**** Dataset excerpts

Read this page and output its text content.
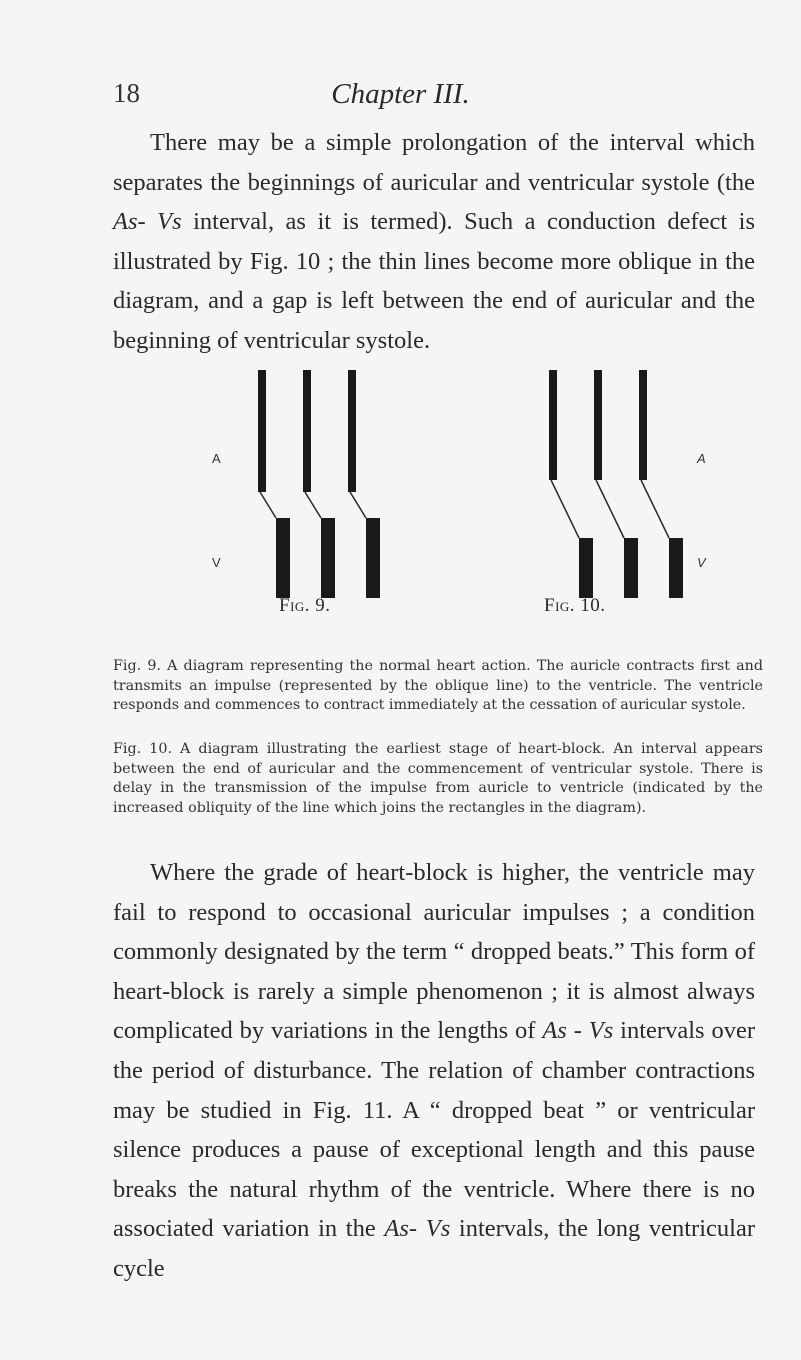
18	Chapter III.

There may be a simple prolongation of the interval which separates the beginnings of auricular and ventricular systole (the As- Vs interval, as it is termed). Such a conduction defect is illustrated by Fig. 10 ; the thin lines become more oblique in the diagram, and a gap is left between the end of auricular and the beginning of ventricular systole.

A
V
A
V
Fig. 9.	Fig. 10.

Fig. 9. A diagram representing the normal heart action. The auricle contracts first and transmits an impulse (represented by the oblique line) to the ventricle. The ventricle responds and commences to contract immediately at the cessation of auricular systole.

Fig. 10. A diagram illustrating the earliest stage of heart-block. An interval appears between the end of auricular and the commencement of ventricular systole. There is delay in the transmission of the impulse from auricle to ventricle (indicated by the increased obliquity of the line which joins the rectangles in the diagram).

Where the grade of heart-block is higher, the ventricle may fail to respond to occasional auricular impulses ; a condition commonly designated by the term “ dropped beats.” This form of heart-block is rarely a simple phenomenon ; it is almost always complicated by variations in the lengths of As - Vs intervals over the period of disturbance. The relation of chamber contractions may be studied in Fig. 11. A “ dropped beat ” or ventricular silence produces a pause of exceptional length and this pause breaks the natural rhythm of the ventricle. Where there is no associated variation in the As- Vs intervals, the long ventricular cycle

********

Task to complete:
Every entry above should be duplicated exactly. Do not include the images.

Answer for the task:
Read this page and output its text content.
18	Chapter III.

There may be a simple prolongation of the interval which separates the beginnings of auricular and ventricular systole (the As- Vs interval, as it is termed). Such a conduction defect is illustrated by Fig. 10 ; the thin lines become more oblique in the diagram, and a gap is left between the end of auricular and the beginning of ventricular systole.

A
V
A
V
Fig. 9.	Fig. 10.

Fig. 9. A diagram representing the normal heart action. The auricle contracts first and transmits an impulse (represented by the oblique line) to the ventricle. The ventricle responds and commences to contract immediately at the cessation of auricular systole.

Fig. 10. A diagram illustrating the earliest stage of heart-block. An interval appears between the end of auricular and the commencement of ventricular systole. There is delay in the transmission of the impulse from auricle to ventricle (indicated by the increased obliquity of the line which joins the rectangles in the diagram).

Where the grade of heart-block is higher, the ventricle may fail to respond to occasional auricular impulses ; a condition commonly designated by the term “ dropped beats.” This form of heart-block is rarely a simple phenomenon ; it is almost always complicated by variations in the lengths of As - Vs intervals over the period of disturbance. The relation of chamber contractions may be studied in Fig. 11. A “ dropped beat ” or ventricular silence produces a pause of exceptional length and this pause breaks the natural rhythm of the ventricle. Where there is no associated variation in the As- Vs intervals, the long ventricular cycle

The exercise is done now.